%%

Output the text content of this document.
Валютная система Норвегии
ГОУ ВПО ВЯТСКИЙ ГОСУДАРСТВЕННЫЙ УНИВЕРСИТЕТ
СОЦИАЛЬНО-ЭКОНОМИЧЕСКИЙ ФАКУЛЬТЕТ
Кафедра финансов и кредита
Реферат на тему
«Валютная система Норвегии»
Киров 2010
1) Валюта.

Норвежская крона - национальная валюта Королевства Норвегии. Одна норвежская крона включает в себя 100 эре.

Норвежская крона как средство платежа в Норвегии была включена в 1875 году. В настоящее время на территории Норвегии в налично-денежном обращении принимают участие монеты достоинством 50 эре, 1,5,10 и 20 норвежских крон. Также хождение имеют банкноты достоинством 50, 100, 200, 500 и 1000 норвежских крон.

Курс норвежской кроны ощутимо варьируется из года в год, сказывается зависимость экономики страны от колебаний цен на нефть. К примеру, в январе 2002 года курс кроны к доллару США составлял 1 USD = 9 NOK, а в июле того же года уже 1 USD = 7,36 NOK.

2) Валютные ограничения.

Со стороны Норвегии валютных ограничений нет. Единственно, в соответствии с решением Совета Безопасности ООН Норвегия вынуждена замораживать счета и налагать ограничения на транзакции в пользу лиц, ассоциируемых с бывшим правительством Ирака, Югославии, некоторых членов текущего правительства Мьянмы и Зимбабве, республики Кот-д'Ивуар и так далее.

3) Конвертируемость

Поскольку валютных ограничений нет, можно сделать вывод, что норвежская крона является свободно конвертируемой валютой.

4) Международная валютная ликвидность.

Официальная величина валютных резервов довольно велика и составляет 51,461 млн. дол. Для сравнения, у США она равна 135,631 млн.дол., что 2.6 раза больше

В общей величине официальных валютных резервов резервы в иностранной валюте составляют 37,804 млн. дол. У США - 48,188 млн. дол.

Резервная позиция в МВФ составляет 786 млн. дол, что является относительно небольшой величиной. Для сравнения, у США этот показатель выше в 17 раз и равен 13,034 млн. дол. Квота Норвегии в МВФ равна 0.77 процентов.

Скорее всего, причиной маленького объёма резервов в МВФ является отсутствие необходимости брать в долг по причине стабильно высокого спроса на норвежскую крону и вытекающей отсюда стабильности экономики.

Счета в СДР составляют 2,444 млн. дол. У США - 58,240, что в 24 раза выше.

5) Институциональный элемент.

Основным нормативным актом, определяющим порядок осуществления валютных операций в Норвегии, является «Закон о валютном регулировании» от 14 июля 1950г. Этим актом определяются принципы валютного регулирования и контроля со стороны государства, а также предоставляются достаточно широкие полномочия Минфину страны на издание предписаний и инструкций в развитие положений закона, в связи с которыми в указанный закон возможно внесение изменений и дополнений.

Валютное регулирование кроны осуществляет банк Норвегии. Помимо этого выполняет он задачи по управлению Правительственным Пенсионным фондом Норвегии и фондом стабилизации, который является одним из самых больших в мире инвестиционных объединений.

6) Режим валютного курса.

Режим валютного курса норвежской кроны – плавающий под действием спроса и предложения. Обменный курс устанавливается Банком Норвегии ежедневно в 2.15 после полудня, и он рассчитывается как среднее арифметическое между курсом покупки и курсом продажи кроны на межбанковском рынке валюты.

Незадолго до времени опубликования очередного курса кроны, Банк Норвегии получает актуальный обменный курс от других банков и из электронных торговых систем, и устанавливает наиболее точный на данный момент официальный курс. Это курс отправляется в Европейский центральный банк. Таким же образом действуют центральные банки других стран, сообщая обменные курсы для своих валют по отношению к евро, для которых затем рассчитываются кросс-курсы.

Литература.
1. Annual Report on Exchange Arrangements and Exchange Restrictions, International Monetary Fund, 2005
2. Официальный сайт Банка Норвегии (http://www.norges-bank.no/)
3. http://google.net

%%

**WHAT YOU NEED TO DO:** Repeat the listing exactly, from its first line to its last.

**RIGHT ANSWER:**
Output the text content of this document.
Валютная система Норвегии
ГОУ ВПО ВЯТСКИЙ ГОСУДАРСТВЕННЫЙ УНИВЕРСИТЕТ
СОЦИАЛЬНО-ЭКОНОМИЧЕСКИЙ ФАКУЛЬТЕТ
Кафедра финансов и кредита
Реферат на тему
«Валютная система Норвегии»
Киров 2010
1) Валюта.

Норвежская крона - национальная валюта Королевства Норвегии. Одна норвежская крона включает в себя 100 эре.

Норвежская крона как средство платежа в Норвегии была включена в 1875 году. В настоящее время на территории Норвегии в налично-денежном обращении принимают участие монеты достоинством 50 эре, 1,5,10 и 20 норвежских крон. Также хождение имеют банкноты достоинством 50, 100, 200, 500 и 1000 норвежских крон.

Курс норвежской кроны ощутимо варьируется из года в год, сказывается зависимость экономики страны от колебаний цен на нефть. К примеру, в январе 2002 года курс кроны к доллару США составлял 1 USD = 9 NOK, а в июле того же года уже 1 USD = 7,36 NOK.

2) Валютные ограничения.

Со стороны Норвегии валютных ограничений нет. Единственно, в соответствии с решением Совета Безопасности ООН Норвегия вынуждена замораживать счета и налагать ограничения на транзакции в пользу лиц, ассоциируемых с бывшим правительством Ирака, Югославии, некоторых членов текущего правительства Мьянмы и Зимбабве, республики Кот-д'Ивуар и так далее.

3) Конвертируемость

Поскольку валютных ограничений нет, можно сделать вывод, что норвежская крона является свободно конвертируемой валютой.

4) Международная валютная ликвидность.

Официальная величина валютных резервов довольно велика и составляет 51,461 млн. дол. Для сравнения, у США она равна 135,631 млн.дол., что 2.6 раза больше

В общей величине официальных валютных резервов резервы в иностранной валюте составляют 37,804 млн. дол. У США - 48,188 млн. дол.

Резервная позиция в МВФ составляет 786 млн. дол, что является относительно небольшой величиной. Для сравнения, у США этот показатель выше в 17 раз и равен 13,034 млн. дол. Квота Норвегии в МВФ равна 0.77 процентов.

Скорее всего, причиной маленького объёма резервов в МВФ является отсутствие необходимости брать в долг по причине стабильно высокого спроса на норвежскую крону и вытекающей отсюда стабильности экономики.

Счета в СДР составляют 2,444 млн. дол. У США - 58,240, что в 24 раза выше.

5) Институциональный элемент.

Основным нормативным актом, определяющим порядок осуществления валютных операций в Норвегии, является «Закон о валютном регулировании» от 14 июля 1950г. Этим актом определяются принципы валютного регулирования и контроля со стороны государства, а также предоставляются достаточно широкие полномочия Минфину страны на издание предписаний и инструкций в развитие положений закона, в связи с которыми в указанный закон возможно внесение изменений и дополнений.

Валютное регулирование кроны осуществляет банк Норвегии. Помимо этого выполняет он задачи по управлению Правительственным Пенсионным фондом Норвегии и фондом стабилизации, который является одним из самых больших в мире инвестиционных объединений.

6) Режим валютного курса.

Режим валютного курса норвежской кроны – плавающий под действием спроса и предложения. Обменный курс устанавливается Банком Норвегии ежедневно в 2.15 после полудня, и он рассчитывается как среднее арифметическое между курсом покупки и курсом продажи кроны на межбанковском рынке валюты.

Незадолго до времени опубликования очередного курса кроны, Банк Норвегии получает актуальный обменный курс от других банков и из электронных торговых систем, и устанавливает наиболее точный на данный момент официальный курс. Это курс отправляется в Европейский центральный банк. Таким же образом действуют центральные банки других стран, сообщая обменные курсы для своих валют по отношению к евро, для которых затем рассчитываются кросс-курсы.

Литература.
1. Annual Report on Exchange Arrangements and Exchange Restrictions, International Monetary Fund, 2005
2. Официальный сайт Банка Норвегии (http://www.norges-bank.no/)
3. http://google.net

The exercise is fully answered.